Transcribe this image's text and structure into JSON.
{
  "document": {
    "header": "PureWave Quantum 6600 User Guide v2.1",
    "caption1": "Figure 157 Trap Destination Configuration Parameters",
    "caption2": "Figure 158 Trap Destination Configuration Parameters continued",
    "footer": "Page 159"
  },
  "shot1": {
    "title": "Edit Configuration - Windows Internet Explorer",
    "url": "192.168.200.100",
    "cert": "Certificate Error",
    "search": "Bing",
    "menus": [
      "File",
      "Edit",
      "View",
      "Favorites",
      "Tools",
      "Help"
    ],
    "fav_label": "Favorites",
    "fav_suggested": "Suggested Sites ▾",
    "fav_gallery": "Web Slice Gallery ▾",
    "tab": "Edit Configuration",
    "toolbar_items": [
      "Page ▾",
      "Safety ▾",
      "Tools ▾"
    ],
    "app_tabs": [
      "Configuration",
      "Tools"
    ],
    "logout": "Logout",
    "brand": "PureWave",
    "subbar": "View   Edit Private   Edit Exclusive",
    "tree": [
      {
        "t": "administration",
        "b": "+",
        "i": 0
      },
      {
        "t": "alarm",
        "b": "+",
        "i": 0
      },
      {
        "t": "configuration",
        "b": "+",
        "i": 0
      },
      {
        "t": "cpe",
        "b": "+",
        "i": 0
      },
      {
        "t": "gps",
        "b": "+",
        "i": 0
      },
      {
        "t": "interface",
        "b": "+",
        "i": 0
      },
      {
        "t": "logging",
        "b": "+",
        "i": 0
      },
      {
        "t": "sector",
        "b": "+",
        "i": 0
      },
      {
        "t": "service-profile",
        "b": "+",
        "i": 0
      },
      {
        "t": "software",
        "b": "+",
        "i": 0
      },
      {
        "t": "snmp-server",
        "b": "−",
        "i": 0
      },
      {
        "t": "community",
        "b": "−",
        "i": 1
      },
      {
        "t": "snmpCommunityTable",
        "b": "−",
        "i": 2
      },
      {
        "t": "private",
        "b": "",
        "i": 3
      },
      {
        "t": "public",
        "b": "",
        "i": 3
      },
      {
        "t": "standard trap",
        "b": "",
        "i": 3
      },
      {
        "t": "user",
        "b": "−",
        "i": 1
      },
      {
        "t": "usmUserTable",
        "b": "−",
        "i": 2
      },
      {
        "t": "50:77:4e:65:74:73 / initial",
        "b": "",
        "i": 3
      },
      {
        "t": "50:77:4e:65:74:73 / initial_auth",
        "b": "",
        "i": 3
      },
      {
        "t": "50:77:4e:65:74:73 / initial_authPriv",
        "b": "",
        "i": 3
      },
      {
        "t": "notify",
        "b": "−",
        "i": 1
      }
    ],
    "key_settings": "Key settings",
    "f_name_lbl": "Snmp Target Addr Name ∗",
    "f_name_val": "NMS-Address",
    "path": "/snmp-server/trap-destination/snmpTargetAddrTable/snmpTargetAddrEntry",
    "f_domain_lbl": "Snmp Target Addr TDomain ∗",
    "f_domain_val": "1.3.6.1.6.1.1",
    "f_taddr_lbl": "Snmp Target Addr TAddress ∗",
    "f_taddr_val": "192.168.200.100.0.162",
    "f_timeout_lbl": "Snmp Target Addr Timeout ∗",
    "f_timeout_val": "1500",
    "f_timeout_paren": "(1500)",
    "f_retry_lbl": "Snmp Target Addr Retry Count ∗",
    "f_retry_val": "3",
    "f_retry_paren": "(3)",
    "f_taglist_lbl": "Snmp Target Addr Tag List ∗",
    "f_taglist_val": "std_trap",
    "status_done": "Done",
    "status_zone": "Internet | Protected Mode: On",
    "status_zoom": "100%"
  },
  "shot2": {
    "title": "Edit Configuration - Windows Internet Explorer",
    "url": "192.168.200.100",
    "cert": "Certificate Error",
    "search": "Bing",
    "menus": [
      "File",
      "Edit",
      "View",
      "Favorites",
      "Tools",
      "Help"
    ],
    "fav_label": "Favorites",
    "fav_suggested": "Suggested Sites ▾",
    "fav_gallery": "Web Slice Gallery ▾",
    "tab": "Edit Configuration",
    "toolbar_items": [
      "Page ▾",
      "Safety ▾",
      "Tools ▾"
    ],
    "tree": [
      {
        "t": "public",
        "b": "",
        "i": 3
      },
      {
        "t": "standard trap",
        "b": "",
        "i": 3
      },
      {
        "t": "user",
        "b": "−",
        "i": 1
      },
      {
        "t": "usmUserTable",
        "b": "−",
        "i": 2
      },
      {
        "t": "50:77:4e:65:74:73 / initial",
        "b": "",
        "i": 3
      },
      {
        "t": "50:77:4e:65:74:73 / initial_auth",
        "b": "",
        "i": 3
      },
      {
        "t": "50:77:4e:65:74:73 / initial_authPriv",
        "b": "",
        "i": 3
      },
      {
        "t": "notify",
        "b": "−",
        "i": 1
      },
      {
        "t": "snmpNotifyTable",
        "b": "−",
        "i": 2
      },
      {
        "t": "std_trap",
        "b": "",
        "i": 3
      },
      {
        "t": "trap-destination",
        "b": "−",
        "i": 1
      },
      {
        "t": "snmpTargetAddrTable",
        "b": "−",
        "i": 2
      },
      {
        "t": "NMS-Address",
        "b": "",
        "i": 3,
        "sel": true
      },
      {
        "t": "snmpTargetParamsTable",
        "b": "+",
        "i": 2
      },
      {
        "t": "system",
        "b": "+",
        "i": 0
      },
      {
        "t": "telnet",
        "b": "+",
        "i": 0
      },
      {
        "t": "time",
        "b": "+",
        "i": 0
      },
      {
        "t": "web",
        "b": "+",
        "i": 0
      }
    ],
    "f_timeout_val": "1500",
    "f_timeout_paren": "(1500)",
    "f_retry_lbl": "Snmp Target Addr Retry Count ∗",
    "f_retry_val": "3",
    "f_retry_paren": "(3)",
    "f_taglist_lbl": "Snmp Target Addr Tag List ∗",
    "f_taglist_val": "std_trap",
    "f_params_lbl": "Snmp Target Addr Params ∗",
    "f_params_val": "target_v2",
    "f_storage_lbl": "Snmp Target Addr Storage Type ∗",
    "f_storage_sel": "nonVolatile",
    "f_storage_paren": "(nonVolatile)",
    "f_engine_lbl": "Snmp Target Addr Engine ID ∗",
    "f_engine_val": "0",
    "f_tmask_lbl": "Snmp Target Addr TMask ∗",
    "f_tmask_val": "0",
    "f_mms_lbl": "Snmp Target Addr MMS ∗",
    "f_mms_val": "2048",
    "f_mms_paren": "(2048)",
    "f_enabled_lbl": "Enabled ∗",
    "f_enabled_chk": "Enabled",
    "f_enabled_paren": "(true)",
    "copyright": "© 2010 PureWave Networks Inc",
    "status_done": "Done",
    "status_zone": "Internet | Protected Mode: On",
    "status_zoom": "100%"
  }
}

####################

**Task details:**
Write out every entry again exactly, please, with nothing missing.

**Completed exercise:**
Transcribe this image's text and structure into JSON.
{
  "document": {
    "header": "PureWave Quantum 6600 User Guide v2.1",
    "caption1": "Figure 157 Trap Destination Configuration Parameters",
    "caption2": "Figure 158 Trap Destination Configuration Parameters continued",
    "footer": "Page 159"
  },
  "shot1": {
    "title": "Edit Configuration - Windows Internet Explorer",
    "url": "192.168.200.100",
    "cert": "Certificate Error",
    "search": "Bing",
    "menus": [
      "File",
      "Edit",
      "View",
      "Favorites",
      "Tools",
      "Help"
    ],
    "fav_label": "Favorites",
    "fav_suggested": "Suggested Sites ▾",
    "fav_gallery": "Web Slice Gallery ▾",
    "tab": "Edit Configuration",
    "toolbar_items": [
      "Page ▾",
      "Safety ▾",
      "Tools ▾"
    ],
    "app_tabs": [
      "Configuration",
      "Tools"
    ],
    "logout": "Logout",
    "brand": "PureWave",
    "subbar": "View   Edit Private   Edit Exclusive",
    "tree": [
      {
        "t": "administration",
        "b": "+",
        "i": 0
      },
      {
        "t": "alarm",
        "b": "+",
        "i": 0
      },
      {
        "t": "configuration",
        "b": "+",
        "i": 0
      },
      {
        "t": "cpe",
        "b": "+",
        "i": 0
      },
      {
        "t": "gps",
        "b": "+",
        "i": 0
      },
      {
        "t": "interface",
        "b": "+",
        "i": 0
      },
      {
        "t": "logging",
        "b": "+",
        "i": 0
      },
      {
        "t": "sector",
        "b": "+",
        "i": 0
      },
      {
        "t": "service-profile",
        "b": "+",
        "i": 0
      },
      {
        "t": "software",
        "b": "+",
        "i": 0
      },
      {
        "t": "snmp-server",
        "b": "−",
        "i": 0
      },
      {
        "t": "community",
        "b": "−",
        "i": 1
      },
      {
        "t": "snmpCommunityTable",
        "b": "−",
        "i": 2
      },
      {
        "t": "private",
        "b": "",
        "i": 3
      },
      {
        "t": "public",
        "b": "",
        "i": 3
      },
      {
        "t": "standard trap",
        "b": "",
        "i": 3
      },
      {
        "t": "user",
        "b": "−",
        "i": 1
      },
      {
        "t": "usmUserTable",
        "b": "−",
        "i": 2
      },
      {
        "t": "50:77:4e:65:74:73 / initial",
        "b": "",
        "i": 3
      },
      {
        "t": "50:77:4e:65:74:73 / initial_auth",
        "b": "",
        "i": 3
      },
      {
        "t": "50:77:4e:65:74:73 / initial_authPriv",
        "b": "",
        "i": 3
      },
      {
        "t": "notify",
        "b": "−",
        "i": 1
      }
    ],
    "key_settings": "Key settings",
    "f_name_lbl": "Snmp Target Addr Name ∗",
    "f_name_val": "NMS-Address",
    "path": "/snmp-server/trap-destination/snmpTargetAddrTable/snmpTargetAddrEntry",
    "f_domain_lbl": "Snmp Target Addr TDomain ∗",
    "f_domain_val": "1.3.6.1.6.1.1",
    "f_taddr_lbl": "Snmp Target Addr TAddress ∗",
    "f_taddr_val": "192.168.200.100.0.162",
    "f_timeout_lbl": "Snmp Target Addr Timeout ∗",
    "f_timeout_val": "1500",
    "f_timeout_paren": "(1500)",
    "f_retry_lbl": "Snmp Target Addr Retry Count ∗",
    "f_retry_val": "3",
    "f_retry_paren": "(3)",
    "f_taglist_lbl": "Snmp Target Addr Tag List ∗",
    "f_taglist_val": "std_trap",
    "status_done": "Done",
    "status_zone": "Internet | Protected Mode: On",
    "status_zoom": "100%"
  },
  "shot2": {
    "title": "Edit Configuration - Windows Internet Explorer",
    "url": "192.168.200.100",
    "cert": "Certificate Error",
    "search": "Bing",
    "menus": [
      "File",
      "Edit",
      "View",
      "Favorites",
      "Tools",
      "Help"
    ],
    "fav_label": "Favorites",
    "fav_suggested": "Suggested Sites ▾",
    "fav_gallery": "Web Slice Gallery ▾",
    "tab": "Edit Configuration",
    "toolbar_items": [
      "Page ▾",
      "Safety ▾",
      "Tools ▾"
    ],
    "tree": [
      {
        "t": "public",
        "b": "",
        "i": 3
      },
      {
        "t": "standard trap",
        "b": "",
        "i": 3
      },
      {
        "t": "user",
        "b": "−",
        "i": 1
      },
      {
        "t": "usmUserTable",
        "b": "−",
        "i": 2
      },
      {
        "t": "50:77:4e:65:74:73 / initial",
        "b": "",
        "i": 3
      },
      {
        "t": "50:77:4e:65:74:73 / initial_auth",
        "b": "",
        "i": 3
      },
      {
        "t": "50:77:4e:65:74:73 / initial_authPriv",
        "b": "",
        "i": 3
      },
      {
        "t": "notify",
        "b": "−",
        "i": 1
      },
      {
        "t": "snmpNotifyTable",
        "b": "−",
        "i": 2
      },
      {
        "t": "std_trap",
        "b": "",
        "i": 3
      },
      {
        "t": "trap-destination",
        "b": "−",
        "i": 1
      },
      {
        "t": "snmpTargetAddrTable",
        "b": "−",
        "i": 2
      },
      {
        "t": "NMS-Address",
        "b": "",
        "i": 3,
        "sel": true
      },
      {
        "t": "snmpTargetParamsTable",
        "b": "+",
        "i": 2
      },
      {
        "t": "system",
        "b": "+",
        "i": 0
      },
      {
        "t": "telnet",
        "b": "+",
        "i": 0
      },
      {
        "t": "time",
        "b": "+",
        "i": 0
      },
      {
        "t": "web",
        "b": "+",
        "i": 0
      }
    ],
    "f_timeout_val": "1500",
    "f_timeout_paren": "(1500)",
    "f_retry_lbl": "Snmp Target Addr Retry Count ∗",
    "f_retry_val": "3",
    "f_retry_paren": "(3)",
    "f_taglist_lbl": "Snmp Target Addr Tag List ∗",
    "f_taglist_val": "std_trap",
    "f_params_lbl": "Snmp Target Addr Params ∗",
    "f_params_val": "target_v2",
    "f_storage_lbl": "Snmp Target Addr Storage Type ∗",
    "f_storage_sel": "nonVolatile",
    "f_storage_paren": "(nonVolatile)",
    "f_engine_lbl": "Snmp Target Addr Engine ID ∗",
    "f_engine_val": "0",
    "f_tmask_lbl": "Snmp Target Addr TMask ∗",
    "f_tmask_val": "0",
    "f_mms_lbl": "Snmp Target Addr MMS ∗",
    "f_mms_val": "2048",
    "f_mms_paren": "(2048)",
    "f_enabled_lbl": "Enabled ∗",
    "f_enabled_chk": "Enabled",
    "f_enabled_paren": "(true)",
    "copyright": "© 2010 PureWave Networks Inc",
    "status_done": "Done",
    "status_zone": "Internet | Protected Mode: On",
    "status_zoom": "100%"
  }
}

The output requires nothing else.